[Start of Attachment]

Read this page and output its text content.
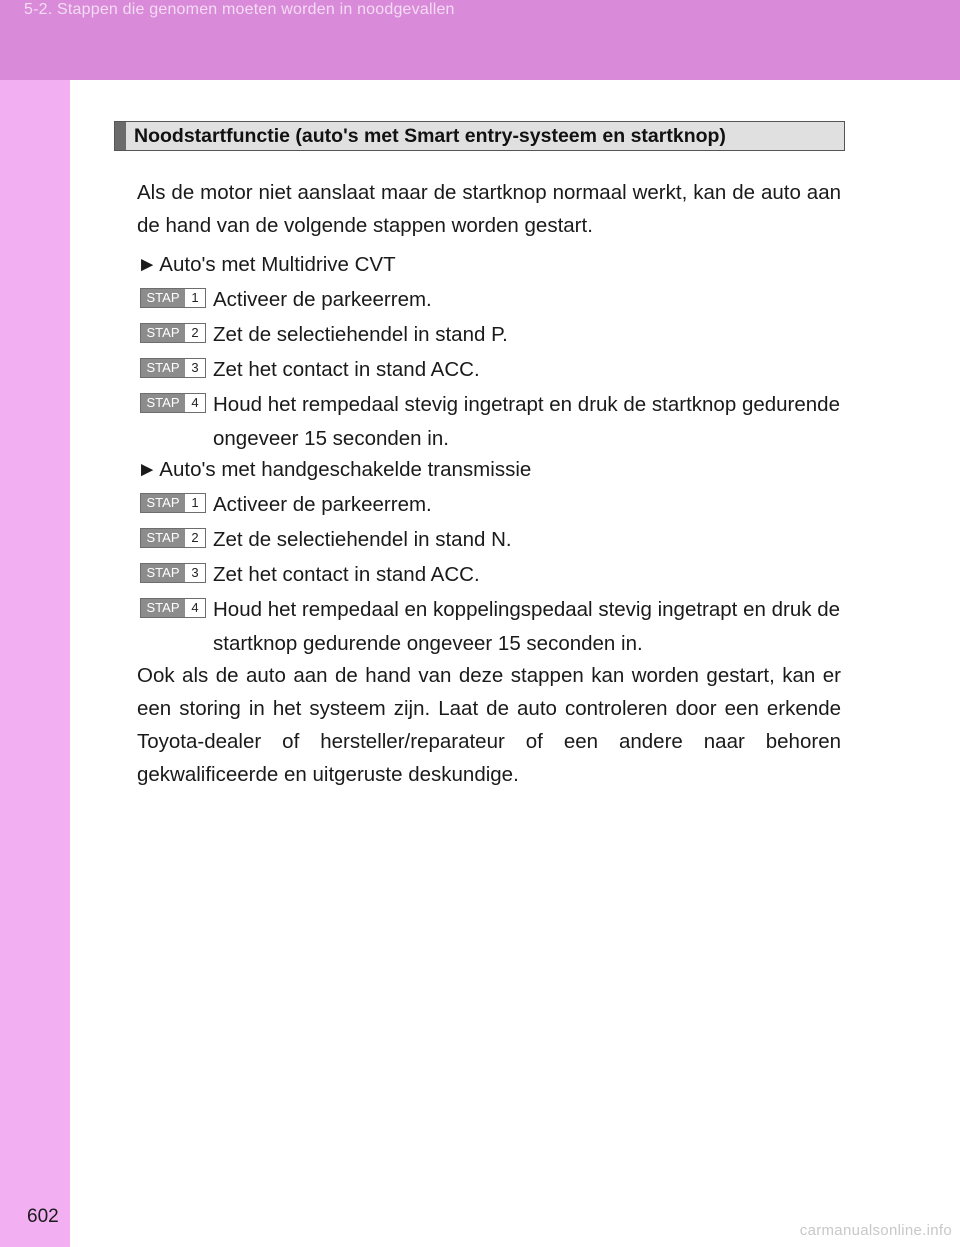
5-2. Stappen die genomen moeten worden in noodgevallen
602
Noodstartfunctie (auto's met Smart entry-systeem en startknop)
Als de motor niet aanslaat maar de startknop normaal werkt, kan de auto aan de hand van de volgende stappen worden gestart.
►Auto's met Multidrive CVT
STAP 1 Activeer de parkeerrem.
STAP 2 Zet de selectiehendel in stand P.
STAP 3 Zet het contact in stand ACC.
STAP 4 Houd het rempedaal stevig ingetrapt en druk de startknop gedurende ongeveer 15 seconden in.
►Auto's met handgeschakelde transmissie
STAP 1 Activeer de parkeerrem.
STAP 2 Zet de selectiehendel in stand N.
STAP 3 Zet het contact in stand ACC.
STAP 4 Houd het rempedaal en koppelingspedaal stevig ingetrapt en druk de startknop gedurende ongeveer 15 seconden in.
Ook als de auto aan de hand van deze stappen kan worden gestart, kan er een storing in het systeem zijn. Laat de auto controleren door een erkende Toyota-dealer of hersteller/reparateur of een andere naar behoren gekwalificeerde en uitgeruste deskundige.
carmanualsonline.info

[End of Attachment]
[Start of Attachment]

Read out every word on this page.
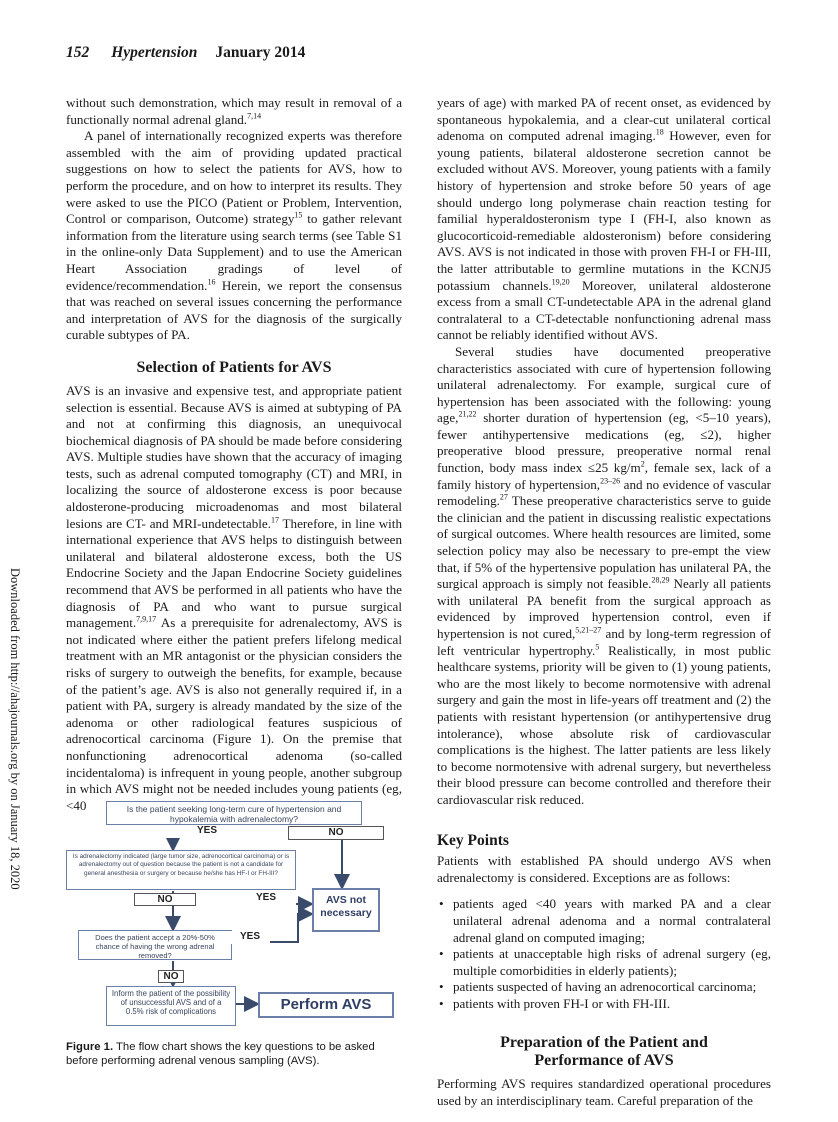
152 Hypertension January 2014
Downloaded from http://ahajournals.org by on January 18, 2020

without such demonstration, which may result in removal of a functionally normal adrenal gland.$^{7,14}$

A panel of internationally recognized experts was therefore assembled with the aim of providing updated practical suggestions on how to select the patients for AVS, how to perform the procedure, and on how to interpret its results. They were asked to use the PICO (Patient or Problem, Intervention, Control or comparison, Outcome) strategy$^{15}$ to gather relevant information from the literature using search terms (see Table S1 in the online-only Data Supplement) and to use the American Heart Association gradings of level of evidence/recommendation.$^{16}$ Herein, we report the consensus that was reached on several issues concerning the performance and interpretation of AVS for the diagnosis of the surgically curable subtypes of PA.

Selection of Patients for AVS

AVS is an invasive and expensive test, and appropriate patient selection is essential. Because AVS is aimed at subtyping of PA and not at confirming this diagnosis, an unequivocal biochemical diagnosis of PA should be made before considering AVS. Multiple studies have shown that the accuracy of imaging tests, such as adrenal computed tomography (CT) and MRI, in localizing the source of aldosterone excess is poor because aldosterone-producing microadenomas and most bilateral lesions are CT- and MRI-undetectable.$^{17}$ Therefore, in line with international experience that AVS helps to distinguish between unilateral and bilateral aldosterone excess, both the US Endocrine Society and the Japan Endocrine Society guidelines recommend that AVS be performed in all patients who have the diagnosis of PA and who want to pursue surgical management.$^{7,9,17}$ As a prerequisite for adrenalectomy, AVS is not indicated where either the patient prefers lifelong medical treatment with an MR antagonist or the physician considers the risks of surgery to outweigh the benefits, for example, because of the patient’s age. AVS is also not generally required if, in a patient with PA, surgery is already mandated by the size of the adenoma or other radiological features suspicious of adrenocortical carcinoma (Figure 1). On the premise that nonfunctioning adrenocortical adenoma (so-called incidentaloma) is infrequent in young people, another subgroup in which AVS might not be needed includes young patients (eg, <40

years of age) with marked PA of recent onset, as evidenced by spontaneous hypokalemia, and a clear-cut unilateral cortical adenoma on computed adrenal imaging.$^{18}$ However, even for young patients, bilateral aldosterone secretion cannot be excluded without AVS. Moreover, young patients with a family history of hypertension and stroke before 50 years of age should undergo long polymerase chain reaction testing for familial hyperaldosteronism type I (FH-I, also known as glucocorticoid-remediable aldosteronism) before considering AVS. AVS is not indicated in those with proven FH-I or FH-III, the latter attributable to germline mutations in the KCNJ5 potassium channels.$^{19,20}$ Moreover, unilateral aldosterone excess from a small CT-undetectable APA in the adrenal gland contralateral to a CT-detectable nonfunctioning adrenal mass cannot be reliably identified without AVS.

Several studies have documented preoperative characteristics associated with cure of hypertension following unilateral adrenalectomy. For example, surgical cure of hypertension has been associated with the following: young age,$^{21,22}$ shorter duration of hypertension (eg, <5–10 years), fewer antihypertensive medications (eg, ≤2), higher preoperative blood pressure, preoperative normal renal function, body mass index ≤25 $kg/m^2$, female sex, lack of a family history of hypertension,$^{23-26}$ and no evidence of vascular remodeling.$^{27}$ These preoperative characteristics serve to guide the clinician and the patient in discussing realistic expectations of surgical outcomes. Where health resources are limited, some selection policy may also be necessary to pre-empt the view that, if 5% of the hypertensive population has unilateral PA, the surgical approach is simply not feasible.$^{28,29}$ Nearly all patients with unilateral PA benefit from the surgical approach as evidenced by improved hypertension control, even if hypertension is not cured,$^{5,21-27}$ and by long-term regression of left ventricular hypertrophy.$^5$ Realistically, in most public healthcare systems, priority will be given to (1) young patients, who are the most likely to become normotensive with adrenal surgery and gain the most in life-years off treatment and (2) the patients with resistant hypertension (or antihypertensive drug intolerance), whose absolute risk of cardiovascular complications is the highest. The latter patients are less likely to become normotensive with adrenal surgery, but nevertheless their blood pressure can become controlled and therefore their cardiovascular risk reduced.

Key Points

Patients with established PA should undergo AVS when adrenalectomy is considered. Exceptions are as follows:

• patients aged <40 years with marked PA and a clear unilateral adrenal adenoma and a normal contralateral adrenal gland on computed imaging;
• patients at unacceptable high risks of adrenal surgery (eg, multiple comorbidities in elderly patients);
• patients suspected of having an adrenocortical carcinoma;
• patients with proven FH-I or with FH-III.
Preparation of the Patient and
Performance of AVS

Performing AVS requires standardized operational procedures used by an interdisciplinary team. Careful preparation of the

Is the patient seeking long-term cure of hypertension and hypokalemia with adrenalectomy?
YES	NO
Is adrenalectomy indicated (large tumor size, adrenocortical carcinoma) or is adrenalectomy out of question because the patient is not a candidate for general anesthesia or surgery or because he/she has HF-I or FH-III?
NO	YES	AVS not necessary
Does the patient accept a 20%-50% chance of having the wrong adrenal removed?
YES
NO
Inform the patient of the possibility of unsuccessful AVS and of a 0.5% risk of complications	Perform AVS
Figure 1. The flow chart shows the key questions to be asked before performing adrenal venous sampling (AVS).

[End of Attachment]

- _Exercise instructions_:
Output each line of the listing in which the string "January" is found.

- _Result of the task_:
152 Hypertension January 2014
Downloaded from http://ahajournals.org by on January 18, 2020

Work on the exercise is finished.